▶ Exercise task
Can you render the stretch of the material from the line containing "colorbar: −0.60 −0.48" through the line containing "colorbar-cell [904, 703, 1035, 727]", both included, as a numbered list with blank lines omitted?

───── The data ─────

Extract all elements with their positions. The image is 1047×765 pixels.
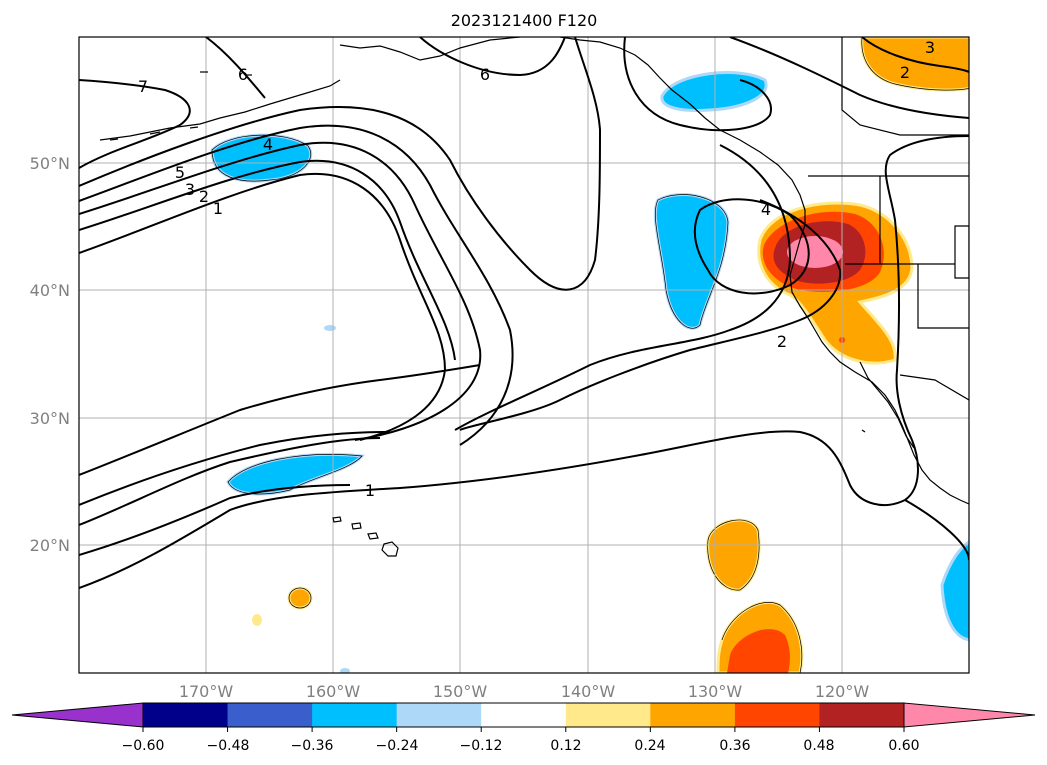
colorbar: −0.60 −0.48 −0.36 −0.24 −0.12 0.12 0.24 … [11, 702, 1036, 754]
colorbar-tick-label: 0.36 [719, 738, 750, 754]
contour-3 [79, 141, 482, 441]
contour-label: 1 [213, 199, 223, 218]
colorbar-tick-label: −0.24 [376, 738, 419, 754]
contour-label: 4 [761, 200, 771, 219]
contour-1-west [79, 172, 447, 441]
colorbar-cell [904, 703, 1035, 727]
colorbar-cell [312, 703, 398, 727]
colorbar-ticks [142, 727, 905, 732]
contour-label: 6 [480, 65, 490, 84]
contour-labels: 7 6 6 5 4 3 2 1 4 3 2 2 1 [138, 38, 935, 500]
us-west-coast [789, 224, 969, 505]
lat-label: 40°N [30, 281, 70, 300]
lon-label: 120°W [815, 682, 870, 701]
graticule [79, 37, 969, 673]
colorbar-cell [481, 703, 567, 727]
colorbar-tick-label: −0.36 [291, 738, 334, 754]
lon-label: 170°W [179, 682, 234, 701]
coastlines [99, 37, 969, 505]
contour-1-south [79, 135, 969, 589]
lon-label: 140°W [561, 682, 616, 701]
neg-anomaly-gulf-alaska [210, 133, 313, 183]
contour-3-east [459, 199, 842, 431]
colorbar-cell [227, 703, 313, 727]
lat-label: 50°N [30, 154, 70, 173]
pos-anomaly-small-b [252, 614, 262, 626]
colorbar-cell [650, 703, 736, 727]
map-panel: 7 6 6 5 4 3 2 1 4 3 2 2 1 [79, 37, 969, 673]
colorbar-tick-label: 0.12 [550, 738, 581, 754]
neg-anomaly-small [324, 325, 336, 331]
lat-label: 30°N [30, 409, 70, 428]
neg-anomaly-mexico [940, 540, 969, 642]
baja [859, 361, 915, 449]
contour-label: 2 [900, 63, 910, 82]
colorbar-tick-label: −0.12 [460, 738, 503, 754]
bc-coast [559, 37, 806, 225]
contour-1-south-2 [79, 484, 351, 556]
contour-5 [79, 37, 602, 291]
alaska-peninsula [99, 79, 341, 141]
border-state-b [917, 264, 969, 329]
contour-label: 5 [175, 163, 185, 182]
contour-2-lower [79, 364, 481, 476]
contour-label: 2 [199, 187, 209, 206]
islands [109, 71, 866, 557]
contour-lines [79, 37, 969, 589]
contour-label: 3 [185, 180, 195, 199]
contour-label: 2 [777, 332, 787, 351]
contour-6-north [419, 37, 566, 77]
colorbar-frame [142, 702, 905, 728]
pos-anomaly-california-peak [787, 236, 843, 268]
anomaly-outlines [211, 37, 969, 673]
contour-4 [79, 124, 514, 446]
alaska-coast [339, 37, 521, 61]
hawaii-kauai [332, 516, 342, 523]
lon-label: 150°W [433, 682, 488, 701]
contour-2-south [79, 437, 381, 526]
map-title: 2023121400 F120 [451, 11, 598, 30]
lon-labels: 170°W 160°W 150°W 140°W 130°W 120°W [179, 682, 870, 701]
hawaii-maui [367, 532, 379, 540]
colorbar-tick-labels: −0.60 −0.48 −0.36 −0.24 −0.12 0.12 0.24 … [122, 738, 920, 754]
colorbar-cells [12, 703, 1035, 727]
shaded-anomalies [210, 37, 969, 673]
colorbar-tick-label: 0.60 [888, 738, 919, 754]
hawaii-oahu [351, 522, 362, 530]
contour-2-west [79, 159, 456, 361]
contour-4-small [693, 198, 810, 295]
pos-anomaly-south-b-core [727, 629, 790, 673]
contour-6-west [205, 37, 266, 99]
contour-label: 6 [238, 65, 248, 84]
colorbar-cell [12, 703, 143, 727]
contour-label: 1 [365, 481, 375, 500]
colorbar-cell [565, 703, 651, 727]
contour-label: 3 [925, 38, 935, 57]
colorbar-cell [819, 703, 905, 727]
colorbar-tick-label: 0.24 [634, 738, 665, 754]
lat-labels: 50°N 40°N 30°N 20°N [30, 154, 70, 555]
contour-7 [79, 79, 191, 169]
colorbar-tick-label: 0.48 [803, 738, 834, 754]
colorbar-cell [396, 703, 482, 727]
contour-1-lower [79, 431, 391, 506]
lat-label: 20°N [30, 536, 70, 555]
lon-label: 130°W [688, 682, 743, 701]
contour-bc-loop [623, 37, 772, 132]
map-frame [78, 36, 970, 674]
colorbar-cell [143, 703, 229, 727]
colorbar-tick-label: −0.60 [122, 738, 165, 754]
contour-north-east [729, 37, 969, 119]
lon-label: 160°W [306, 682, 361, 701]
colorbar-cell [734, 703, 820, 727]
contour-label: 4 [263, 135, 273, 154]
contour-nw-ne [861, 37, 969, 73]
hawaii-big-island [381, 541, 399, 557]
contour-label: 7 [138, 77, 148, 96]
border-mexico [899, 374, 969, 401]
colorbar-tick-label: −0.48 [207, 738, 250, 754]
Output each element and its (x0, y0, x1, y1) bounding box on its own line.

─────

▶ Solution for this exercise
1. colorbar: −0.60 −0.48 −0.36 −0.24 −0.12 0.12 0.24 … [11, 702, 1036, 754]
2. colorbar-tick-label: 0.36 [719, 738, 750, 754]
3. contour-3 [79, 141, 482, 441]
4. contour-label: 1 [213, 199, 223, 218]
5. colorbar-tick-label: −0.24 [376, 738, 419, 754]
6. contour-label: 4 [761, 200, 771, 219]
7. contour-1-west [79, 172, 447, 441]
8. colorbar-cell [904, 703, 1035, 727]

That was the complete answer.